== WHAT TO PRODUCE ==
Can you transcribe every entry word for word, skipping the images?

■ ■ ■ ■

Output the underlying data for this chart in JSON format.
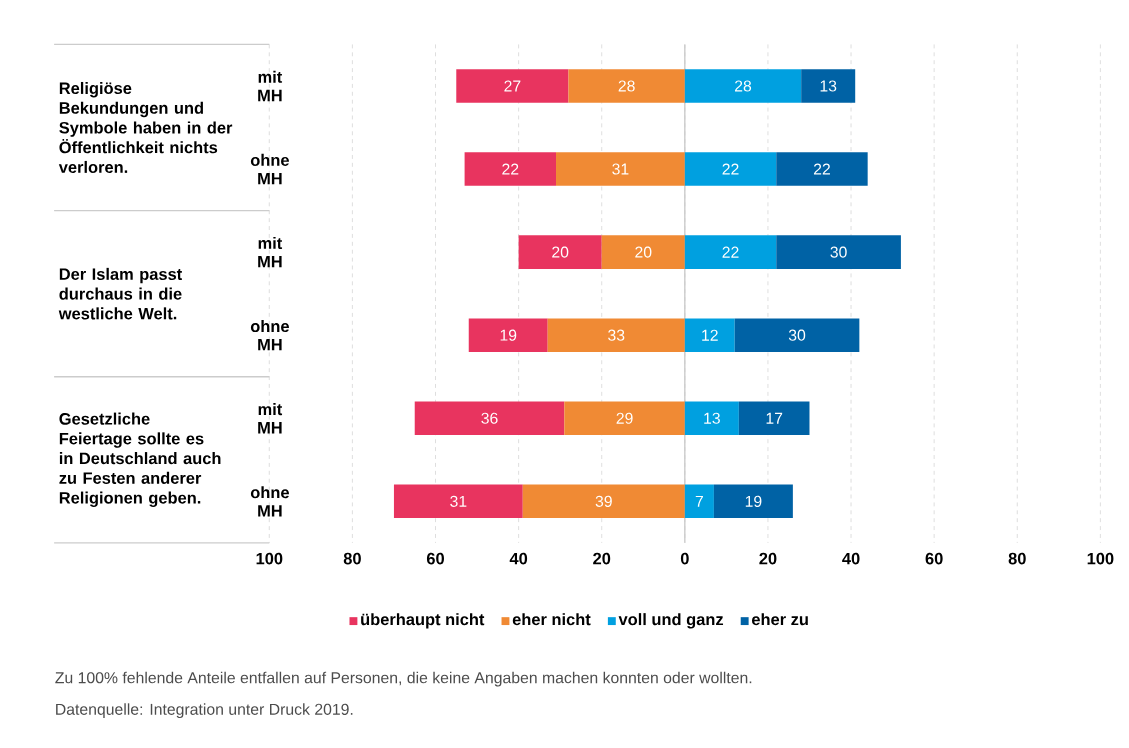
{
  "chart_data": {
    "type": "bar",
    "orientation": "horizontal",
    "categories": [
      "mit MH",
      "ohne MH",
      "mit MH",
      "ohne MH",
      "mit MH",
      "ohne MH"
    ],
    "series": [
      {
        "name": "überhaupt nicht",
        "color": "#e8345f",
        "values": [
          27,
          22,
          20,
          19,
          36,
          31
        ],
        "base": [
          -55,
          -53,
          -40,
          -52,
          -65,
          -70
        ]
      },
      {
        "name": "eher nicht",
        "color": "#f08a34",
        "values": [
          28,
          31,
          20,
          33,
          29,
          39
        ],
        "base": [
          -28,
          -31,
          -20,
          -33,
          -29,
          -39
        ]
      },
      {
        "name": "voll und ganz",
        "color": "#00a0e0",
        "values": [
          28,
          22,
          22,
          12,
          13,
          7
        ],
        "base": [
          0,
          0,
          0,
          0,
          0,
          0
        ]
      },
      {
        "name": "eher zu",
        "color": "#0062a5",
        "values": [
          13,
          22,
          30,
          30,
          17,
          19
        ],
        "base": [
          28,
          22,
          22,
          12,
          13,
          7
        ]
      }
    ],
    "data_labels": true,
    "xlim": [
      -100,
      100
    ],
    "xticks": [
      {
        "value": -100,
        "label": "100"
      },
      {
        "value": -80,
        "label": "80"
      },
      {
        "value": -60,
        "label": "60"
      },
      {
        "value": -40,
        "label": "40"
      },
      {
        "value": -20,
        "label": "20"
      },
      0,
      20,
      40,
      60,
      80,
      100
    ],
    "grid": "x",
    "legend": "bottom",
    "ref_lines": [
      {
        "axis": "x",
        "value": 0,
        "color": "#c8c8c8"
      }
    ],
    "annotations": [
      "Religiöse Bekundungen und Symbole haben in der Öffentlichkeit nichts verloren.",
      "Der Islam passt durchaus in die westliche Welt.",
      "Gesetzliche Feiertage sollte es in Deutschland auch zu Festen anderer Religionen geben.",
      "Zu 100% fehlende Anteile entfallen auf Personen, die keine Angaben machen konnten oder wollten.",
      "Datenquelle: Integration unter Druck 2019."
    ]
  }
}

■ ■ ■ ■

== WRITTEN RESPONSE ==
Output the underlying data for this chart in JSON format.
{
  "chart_data": {
    "type": "bar",
    "orientation": "horizontal",
    "categories": [
      "mit MH",
      "ohne MH",
      "mit MH",
      "ohne MH",
      "mit MH",
      "ohne MH"
    ],
    "series": [
      {
        "name": "überhaupt nicht",
        "color": "#e8345f",
        "values": [
          27,
          22,
          20,
          19,
          36,
          31
        ],
        "base": [
          -55,
          -53,
          -40,
          -52,
          -65,
          -70
        ]
      },
      {
        "name": "eher nicht",
        "color": "#f08a34",
        "values": [
          28,
          31,
          20,
          33,
          29,
          39
        ],
        "base": [
          -28,
          -31,
          -20,
          -33,
          -29,
          -39
        ]
      },
      {
        "name": "voll und ganz",
        "color": "#00a0e0",
        "values": [
          28,
          22,
          22,
          12,
          13,
          7
        ],
        "base": [
          0,
          0,
          0,
          0,
          0,
          0
        ]
      },
      {
        "name": "eher zu",
        "color": "#0062a5",
        "values": [
          13,
          22,
          30,
          30,
          17,
          19
        ],
        "base": [
          28,
          22,
          22,
          12,
          13,
          7
        ]
      }
    ],
    "data_labels": true,
    "xlim": [
      -100,
      100
    ],
    "xticks": [
      {
        "value": -100,
        "label": "100"
      },
      {
        "value": -80,
        "label": "80"
      },
      {
        "value": -60,
        "label": "60"
      },
      {
        "value": -40,
        "label": "40"
      },
      {
        "value": -20,
        "label": "20"
      },
      0,
      20,
      40,
      60,
      80,
      100
    ],
    "grid": "x",
    "legend": "bottom",
    "ref_lines": [
      {
        "axis": "x",
        "value": 0,
        "color": "#c8c8c8"
      }
    ],
    "annotations": [
      "Religiöse Bekundungen und Symbole haben in der Öffentlichkeit nichts verloren.",
      "Der Islam passt durchaus in die westliche Welt.",
      "Gesetzliche Feiertage sollte es in Deutschland auch zu Festen anderer Religionen geben.",
      "Zu 100% fehlende Anteile entfallen auf Personen, die keine Angaben machen konnten oder wollten.",
      "Datenquelle: Integration unter Druck 2019."
    ]
  }
}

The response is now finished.